## BEGIN LISTING
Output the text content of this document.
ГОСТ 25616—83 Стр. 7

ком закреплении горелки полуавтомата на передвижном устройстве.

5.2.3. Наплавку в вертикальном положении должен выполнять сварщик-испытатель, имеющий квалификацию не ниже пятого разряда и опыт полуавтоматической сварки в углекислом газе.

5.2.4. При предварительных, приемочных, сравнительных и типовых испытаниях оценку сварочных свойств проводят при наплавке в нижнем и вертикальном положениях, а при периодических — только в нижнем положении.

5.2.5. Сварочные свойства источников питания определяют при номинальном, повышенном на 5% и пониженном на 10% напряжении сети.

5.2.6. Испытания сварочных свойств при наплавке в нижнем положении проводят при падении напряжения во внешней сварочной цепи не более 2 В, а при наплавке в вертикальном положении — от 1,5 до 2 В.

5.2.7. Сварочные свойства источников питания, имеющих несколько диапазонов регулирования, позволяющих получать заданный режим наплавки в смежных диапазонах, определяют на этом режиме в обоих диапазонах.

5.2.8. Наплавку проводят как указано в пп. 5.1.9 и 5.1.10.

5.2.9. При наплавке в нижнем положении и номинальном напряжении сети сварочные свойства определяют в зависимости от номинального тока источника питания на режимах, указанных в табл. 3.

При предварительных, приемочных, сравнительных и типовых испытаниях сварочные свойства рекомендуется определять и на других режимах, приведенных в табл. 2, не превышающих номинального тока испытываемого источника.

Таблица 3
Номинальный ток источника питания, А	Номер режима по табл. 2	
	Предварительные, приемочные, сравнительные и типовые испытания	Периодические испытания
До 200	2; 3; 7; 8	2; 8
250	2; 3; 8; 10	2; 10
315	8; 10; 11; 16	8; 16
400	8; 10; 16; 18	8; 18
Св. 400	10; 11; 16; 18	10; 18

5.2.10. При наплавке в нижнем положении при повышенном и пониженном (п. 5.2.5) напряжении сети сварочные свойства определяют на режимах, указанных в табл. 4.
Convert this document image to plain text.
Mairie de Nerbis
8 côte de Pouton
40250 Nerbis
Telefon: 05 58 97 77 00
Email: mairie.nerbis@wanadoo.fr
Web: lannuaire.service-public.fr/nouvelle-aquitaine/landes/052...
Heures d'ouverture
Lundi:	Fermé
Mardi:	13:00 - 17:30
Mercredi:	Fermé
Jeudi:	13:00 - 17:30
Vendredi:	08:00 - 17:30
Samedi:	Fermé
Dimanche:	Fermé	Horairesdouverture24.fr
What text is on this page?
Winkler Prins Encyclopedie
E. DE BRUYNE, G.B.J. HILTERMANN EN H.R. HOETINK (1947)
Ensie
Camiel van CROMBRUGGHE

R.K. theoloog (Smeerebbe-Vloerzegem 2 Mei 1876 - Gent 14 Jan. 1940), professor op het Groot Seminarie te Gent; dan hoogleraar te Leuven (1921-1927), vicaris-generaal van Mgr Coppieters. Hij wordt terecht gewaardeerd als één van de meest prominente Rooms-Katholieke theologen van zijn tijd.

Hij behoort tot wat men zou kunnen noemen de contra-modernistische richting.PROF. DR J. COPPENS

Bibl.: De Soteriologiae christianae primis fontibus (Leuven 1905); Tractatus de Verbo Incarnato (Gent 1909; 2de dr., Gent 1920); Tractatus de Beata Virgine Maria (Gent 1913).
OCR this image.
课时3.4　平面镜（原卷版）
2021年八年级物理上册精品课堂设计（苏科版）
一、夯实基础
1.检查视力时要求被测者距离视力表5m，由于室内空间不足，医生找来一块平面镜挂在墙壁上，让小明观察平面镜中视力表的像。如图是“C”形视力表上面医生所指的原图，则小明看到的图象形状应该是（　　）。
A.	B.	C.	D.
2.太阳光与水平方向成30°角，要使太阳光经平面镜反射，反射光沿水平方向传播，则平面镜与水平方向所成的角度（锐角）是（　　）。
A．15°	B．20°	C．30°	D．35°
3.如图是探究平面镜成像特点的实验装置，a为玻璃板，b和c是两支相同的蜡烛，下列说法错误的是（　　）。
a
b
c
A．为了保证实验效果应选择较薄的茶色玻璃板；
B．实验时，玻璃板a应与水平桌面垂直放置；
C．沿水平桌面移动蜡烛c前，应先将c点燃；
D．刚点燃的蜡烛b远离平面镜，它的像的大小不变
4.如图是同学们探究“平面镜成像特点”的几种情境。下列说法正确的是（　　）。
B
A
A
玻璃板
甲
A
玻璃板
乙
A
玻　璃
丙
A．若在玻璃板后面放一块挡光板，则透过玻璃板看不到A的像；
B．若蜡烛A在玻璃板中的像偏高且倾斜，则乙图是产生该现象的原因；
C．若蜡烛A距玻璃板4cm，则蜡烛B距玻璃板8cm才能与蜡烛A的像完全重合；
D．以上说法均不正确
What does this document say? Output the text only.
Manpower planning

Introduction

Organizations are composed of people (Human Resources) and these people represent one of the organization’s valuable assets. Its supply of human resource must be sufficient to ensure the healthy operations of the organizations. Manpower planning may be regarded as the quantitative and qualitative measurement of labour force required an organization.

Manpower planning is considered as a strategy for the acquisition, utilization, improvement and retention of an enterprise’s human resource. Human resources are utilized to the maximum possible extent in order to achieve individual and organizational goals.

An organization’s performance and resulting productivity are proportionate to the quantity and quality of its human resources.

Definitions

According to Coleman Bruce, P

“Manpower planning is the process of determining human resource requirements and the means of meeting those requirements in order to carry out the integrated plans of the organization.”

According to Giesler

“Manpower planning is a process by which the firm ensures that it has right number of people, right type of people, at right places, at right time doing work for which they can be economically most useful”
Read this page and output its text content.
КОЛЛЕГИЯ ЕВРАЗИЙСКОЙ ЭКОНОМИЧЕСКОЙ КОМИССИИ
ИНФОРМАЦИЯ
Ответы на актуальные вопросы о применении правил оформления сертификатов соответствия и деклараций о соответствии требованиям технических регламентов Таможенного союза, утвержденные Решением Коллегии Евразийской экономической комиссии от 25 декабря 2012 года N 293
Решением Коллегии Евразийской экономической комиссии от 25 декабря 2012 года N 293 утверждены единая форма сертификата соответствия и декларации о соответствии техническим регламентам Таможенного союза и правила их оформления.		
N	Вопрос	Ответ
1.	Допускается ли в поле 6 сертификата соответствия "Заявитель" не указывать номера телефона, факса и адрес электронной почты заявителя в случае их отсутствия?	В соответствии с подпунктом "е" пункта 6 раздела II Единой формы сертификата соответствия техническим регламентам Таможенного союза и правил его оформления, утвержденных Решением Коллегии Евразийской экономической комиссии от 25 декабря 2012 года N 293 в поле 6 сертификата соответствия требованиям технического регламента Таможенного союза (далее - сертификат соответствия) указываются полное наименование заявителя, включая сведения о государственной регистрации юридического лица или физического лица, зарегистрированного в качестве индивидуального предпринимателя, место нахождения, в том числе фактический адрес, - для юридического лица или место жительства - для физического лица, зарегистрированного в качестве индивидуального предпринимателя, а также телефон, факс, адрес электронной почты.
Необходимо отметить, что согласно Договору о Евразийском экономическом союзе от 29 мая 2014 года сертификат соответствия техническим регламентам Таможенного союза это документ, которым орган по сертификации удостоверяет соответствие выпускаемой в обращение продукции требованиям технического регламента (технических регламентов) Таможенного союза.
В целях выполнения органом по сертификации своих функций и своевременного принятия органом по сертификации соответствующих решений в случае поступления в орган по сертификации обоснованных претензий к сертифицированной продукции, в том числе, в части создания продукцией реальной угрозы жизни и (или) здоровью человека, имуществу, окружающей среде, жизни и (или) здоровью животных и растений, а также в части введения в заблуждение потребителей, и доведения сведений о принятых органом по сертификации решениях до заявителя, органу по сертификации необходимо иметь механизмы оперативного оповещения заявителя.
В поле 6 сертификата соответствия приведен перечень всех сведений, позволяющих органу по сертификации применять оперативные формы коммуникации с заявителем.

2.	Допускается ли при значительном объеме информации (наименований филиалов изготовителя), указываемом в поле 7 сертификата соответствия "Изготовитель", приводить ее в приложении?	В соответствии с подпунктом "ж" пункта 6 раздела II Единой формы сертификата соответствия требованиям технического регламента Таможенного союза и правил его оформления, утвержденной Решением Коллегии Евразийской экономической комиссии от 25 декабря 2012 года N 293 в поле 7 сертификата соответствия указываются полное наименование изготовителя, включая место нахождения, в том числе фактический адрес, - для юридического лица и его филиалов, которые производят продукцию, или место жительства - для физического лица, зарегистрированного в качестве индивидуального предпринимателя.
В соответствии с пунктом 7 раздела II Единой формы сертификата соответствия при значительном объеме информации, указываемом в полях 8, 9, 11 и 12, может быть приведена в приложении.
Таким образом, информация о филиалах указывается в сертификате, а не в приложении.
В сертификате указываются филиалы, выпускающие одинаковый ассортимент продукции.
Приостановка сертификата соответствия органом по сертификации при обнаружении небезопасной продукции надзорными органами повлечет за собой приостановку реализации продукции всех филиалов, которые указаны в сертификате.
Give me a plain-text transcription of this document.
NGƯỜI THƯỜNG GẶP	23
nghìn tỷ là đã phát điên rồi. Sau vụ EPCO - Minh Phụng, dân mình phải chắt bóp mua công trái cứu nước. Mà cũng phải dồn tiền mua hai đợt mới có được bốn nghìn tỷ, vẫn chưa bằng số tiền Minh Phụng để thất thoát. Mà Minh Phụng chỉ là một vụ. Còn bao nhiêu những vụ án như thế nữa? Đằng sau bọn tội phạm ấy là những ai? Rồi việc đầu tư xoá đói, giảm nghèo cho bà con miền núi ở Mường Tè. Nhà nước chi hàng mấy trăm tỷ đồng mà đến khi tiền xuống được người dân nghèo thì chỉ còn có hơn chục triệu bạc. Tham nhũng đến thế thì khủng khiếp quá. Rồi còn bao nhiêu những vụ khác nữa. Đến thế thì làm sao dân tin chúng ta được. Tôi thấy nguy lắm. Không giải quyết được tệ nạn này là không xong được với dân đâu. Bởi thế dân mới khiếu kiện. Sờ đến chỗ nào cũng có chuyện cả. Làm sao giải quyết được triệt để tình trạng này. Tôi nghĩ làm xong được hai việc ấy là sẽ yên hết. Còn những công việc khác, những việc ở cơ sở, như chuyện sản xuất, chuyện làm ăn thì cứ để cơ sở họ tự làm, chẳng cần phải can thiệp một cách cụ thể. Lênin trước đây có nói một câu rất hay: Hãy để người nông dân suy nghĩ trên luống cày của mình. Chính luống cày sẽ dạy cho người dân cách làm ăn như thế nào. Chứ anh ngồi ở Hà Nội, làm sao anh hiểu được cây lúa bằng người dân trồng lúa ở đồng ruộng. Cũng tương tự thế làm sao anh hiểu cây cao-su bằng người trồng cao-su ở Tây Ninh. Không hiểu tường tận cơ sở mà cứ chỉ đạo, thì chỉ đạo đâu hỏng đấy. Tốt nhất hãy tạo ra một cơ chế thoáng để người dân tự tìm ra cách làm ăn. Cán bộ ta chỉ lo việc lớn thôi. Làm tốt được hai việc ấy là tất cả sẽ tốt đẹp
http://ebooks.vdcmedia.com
## END LISTING
> AIM
Lines containing the string "источников" should be counted; reply with their number and nothing more.

> OUTPUT OF THE TASK
2